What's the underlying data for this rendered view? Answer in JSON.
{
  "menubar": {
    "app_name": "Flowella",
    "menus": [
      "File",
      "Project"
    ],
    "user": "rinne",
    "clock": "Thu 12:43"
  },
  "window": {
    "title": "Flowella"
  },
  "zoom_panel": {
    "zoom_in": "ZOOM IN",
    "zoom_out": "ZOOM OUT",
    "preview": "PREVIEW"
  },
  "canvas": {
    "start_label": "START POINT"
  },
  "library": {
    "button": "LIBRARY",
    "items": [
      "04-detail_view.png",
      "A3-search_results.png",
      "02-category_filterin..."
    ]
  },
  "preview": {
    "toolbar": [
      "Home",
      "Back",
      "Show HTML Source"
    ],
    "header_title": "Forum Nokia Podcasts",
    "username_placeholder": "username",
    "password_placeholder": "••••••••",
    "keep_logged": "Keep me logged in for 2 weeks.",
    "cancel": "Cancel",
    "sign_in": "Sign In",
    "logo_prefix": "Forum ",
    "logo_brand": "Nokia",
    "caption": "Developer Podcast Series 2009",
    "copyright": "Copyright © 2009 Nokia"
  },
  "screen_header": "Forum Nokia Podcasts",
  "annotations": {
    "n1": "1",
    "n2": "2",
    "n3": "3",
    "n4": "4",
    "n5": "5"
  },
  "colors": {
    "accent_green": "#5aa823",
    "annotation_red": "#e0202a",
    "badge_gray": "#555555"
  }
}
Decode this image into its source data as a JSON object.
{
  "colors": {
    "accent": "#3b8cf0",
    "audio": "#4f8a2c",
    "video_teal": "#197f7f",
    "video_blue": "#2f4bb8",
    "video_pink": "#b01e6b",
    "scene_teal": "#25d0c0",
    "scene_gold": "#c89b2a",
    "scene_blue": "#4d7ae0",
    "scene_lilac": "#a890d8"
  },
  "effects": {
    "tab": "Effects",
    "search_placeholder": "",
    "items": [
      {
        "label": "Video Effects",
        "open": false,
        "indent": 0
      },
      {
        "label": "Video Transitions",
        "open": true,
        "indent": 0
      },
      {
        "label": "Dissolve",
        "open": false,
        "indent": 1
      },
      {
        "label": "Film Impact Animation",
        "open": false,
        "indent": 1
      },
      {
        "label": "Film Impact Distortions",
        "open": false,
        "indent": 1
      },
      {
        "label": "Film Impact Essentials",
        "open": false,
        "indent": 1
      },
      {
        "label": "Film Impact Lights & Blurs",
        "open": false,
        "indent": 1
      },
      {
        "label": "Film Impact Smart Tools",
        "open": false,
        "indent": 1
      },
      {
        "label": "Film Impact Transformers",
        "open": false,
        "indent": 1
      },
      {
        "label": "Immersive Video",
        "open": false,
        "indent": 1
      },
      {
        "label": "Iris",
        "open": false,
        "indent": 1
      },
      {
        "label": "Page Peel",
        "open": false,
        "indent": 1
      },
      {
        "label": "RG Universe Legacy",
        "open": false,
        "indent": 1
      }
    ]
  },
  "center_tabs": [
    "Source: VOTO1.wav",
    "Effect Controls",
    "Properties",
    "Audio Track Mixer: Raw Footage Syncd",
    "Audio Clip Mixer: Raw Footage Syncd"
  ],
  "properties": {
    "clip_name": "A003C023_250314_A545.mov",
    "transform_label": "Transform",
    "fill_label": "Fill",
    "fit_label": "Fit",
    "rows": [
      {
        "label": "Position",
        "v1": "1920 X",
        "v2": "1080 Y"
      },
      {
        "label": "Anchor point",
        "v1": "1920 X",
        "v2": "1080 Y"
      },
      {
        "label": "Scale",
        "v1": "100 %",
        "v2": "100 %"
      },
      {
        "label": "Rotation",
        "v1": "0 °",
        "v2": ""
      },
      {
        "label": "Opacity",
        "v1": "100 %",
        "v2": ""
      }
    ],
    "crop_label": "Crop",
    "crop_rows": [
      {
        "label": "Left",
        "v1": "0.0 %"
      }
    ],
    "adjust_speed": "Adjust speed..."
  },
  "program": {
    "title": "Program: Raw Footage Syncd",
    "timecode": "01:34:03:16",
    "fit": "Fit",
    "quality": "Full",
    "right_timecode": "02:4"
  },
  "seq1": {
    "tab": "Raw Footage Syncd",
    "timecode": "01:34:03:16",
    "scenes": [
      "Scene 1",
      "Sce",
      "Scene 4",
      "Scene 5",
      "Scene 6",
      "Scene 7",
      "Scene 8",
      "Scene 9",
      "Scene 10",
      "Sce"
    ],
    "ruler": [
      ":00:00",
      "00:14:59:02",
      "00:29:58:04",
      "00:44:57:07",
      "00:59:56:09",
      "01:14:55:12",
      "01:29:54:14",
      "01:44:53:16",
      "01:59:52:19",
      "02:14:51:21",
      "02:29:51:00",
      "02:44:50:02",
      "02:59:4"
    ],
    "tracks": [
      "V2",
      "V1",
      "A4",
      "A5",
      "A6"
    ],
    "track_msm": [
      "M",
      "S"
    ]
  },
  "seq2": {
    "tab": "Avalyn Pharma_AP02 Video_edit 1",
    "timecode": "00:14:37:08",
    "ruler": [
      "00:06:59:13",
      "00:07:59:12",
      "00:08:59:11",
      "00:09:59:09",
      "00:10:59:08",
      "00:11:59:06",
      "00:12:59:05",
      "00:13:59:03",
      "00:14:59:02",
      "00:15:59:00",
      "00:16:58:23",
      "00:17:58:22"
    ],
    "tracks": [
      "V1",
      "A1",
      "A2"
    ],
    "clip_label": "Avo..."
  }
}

== == ==

> [REQUIREMENT]: Check every line of the listing for the string "Film" and report how many lines have it, as a number alone.

> [COMPLETED TASK]: 6